- _Your instructions_: Find the string "image" in the records. Copy every line it appears in.

-- Start of Records for processing --

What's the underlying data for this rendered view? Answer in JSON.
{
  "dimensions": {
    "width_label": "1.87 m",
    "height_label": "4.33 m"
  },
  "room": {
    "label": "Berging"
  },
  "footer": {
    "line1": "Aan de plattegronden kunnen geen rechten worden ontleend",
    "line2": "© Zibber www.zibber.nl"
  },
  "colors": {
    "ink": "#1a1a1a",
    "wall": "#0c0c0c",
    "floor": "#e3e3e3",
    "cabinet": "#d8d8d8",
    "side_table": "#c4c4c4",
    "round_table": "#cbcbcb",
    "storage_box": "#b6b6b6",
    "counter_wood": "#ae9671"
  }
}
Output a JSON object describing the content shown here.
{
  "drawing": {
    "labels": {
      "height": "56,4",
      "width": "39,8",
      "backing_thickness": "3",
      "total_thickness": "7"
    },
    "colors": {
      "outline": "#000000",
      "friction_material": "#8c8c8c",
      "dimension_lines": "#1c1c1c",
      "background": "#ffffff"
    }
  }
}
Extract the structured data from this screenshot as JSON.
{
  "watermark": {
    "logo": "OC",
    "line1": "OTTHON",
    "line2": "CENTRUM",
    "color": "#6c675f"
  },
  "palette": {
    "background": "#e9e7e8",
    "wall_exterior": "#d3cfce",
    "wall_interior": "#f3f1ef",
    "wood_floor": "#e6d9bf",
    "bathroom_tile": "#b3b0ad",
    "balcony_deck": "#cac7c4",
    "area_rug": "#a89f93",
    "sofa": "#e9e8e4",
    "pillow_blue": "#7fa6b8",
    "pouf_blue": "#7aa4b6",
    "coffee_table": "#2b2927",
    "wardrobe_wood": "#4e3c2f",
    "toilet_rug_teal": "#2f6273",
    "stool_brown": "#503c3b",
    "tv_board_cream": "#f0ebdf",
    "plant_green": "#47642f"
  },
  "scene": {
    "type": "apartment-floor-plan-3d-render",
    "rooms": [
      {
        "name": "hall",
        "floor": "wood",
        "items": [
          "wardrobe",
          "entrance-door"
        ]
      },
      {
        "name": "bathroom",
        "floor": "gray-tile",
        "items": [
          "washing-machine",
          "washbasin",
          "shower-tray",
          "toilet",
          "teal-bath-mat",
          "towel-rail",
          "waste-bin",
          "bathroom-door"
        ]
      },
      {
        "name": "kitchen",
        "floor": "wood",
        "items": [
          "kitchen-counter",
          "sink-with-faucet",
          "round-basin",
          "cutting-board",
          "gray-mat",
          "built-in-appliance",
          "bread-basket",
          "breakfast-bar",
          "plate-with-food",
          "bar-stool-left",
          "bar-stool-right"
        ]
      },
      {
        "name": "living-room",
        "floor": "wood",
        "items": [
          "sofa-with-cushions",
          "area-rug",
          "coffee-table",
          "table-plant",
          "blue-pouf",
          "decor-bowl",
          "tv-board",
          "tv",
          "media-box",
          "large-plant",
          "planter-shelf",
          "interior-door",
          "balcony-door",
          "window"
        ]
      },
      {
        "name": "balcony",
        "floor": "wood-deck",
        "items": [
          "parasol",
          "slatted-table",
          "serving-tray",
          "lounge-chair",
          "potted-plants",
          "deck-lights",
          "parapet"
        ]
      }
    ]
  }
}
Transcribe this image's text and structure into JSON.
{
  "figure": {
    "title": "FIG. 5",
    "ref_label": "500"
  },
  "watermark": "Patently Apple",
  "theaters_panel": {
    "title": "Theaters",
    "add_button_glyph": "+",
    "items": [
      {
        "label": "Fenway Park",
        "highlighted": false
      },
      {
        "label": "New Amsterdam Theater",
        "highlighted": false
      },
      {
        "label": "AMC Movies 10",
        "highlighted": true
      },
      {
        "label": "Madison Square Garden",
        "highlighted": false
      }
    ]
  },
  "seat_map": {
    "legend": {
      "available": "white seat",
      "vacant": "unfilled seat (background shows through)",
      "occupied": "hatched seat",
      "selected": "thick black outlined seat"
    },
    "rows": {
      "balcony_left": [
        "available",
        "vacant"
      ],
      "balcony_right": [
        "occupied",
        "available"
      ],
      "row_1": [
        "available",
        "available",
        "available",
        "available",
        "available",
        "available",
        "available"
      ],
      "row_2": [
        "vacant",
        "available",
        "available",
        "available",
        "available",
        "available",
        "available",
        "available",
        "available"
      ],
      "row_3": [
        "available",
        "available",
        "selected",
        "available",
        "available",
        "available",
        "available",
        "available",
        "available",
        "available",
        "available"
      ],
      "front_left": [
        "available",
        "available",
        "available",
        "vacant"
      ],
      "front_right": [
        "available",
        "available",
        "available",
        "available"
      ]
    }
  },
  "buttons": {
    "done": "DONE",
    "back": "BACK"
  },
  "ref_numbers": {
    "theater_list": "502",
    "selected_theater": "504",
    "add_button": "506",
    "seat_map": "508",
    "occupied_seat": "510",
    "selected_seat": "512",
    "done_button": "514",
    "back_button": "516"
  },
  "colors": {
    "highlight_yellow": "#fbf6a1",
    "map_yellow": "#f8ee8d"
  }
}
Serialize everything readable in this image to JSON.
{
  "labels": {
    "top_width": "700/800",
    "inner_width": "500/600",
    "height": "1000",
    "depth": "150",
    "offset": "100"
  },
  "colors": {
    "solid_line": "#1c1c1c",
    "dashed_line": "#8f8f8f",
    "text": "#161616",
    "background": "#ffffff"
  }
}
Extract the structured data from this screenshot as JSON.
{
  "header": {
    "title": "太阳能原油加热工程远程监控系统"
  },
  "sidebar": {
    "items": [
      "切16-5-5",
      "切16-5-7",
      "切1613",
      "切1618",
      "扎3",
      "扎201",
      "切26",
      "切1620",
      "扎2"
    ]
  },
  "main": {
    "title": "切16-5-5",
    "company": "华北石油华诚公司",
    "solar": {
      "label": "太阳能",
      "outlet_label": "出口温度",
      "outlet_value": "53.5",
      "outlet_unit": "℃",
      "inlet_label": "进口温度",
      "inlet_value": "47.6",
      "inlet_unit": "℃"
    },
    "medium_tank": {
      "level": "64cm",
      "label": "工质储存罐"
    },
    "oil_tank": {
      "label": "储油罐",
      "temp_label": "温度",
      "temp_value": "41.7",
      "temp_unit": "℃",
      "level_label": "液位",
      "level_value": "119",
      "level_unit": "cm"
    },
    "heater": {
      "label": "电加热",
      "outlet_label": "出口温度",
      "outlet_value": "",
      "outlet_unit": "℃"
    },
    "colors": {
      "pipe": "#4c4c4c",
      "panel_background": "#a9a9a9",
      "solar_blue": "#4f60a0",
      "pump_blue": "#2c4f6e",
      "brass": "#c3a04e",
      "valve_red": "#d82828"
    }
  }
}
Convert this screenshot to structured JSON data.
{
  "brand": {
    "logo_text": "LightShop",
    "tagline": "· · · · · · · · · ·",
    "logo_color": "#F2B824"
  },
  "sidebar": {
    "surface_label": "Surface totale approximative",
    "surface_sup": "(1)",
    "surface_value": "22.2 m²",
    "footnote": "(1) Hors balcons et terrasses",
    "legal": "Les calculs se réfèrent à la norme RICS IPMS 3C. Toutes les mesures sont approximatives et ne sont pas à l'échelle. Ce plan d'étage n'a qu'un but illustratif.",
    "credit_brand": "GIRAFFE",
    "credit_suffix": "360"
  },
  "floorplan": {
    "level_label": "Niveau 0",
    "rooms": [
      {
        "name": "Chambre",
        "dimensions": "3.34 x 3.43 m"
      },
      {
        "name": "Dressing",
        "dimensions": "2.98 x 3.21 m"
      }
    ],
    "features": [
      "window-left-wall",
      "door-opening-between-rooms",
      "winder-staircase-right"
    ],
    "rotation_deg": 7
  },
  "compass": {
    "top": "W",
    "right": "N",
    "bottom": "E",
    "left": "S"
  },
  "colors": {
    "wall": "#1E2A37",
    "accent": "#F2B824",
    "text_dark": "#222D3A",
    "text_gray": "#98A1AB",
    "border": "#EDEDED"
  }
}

-- End of Records for processing --

- _In response_:
Transcribe this image's text and structure into JSON.
Serialize everything readable in this image to JSON.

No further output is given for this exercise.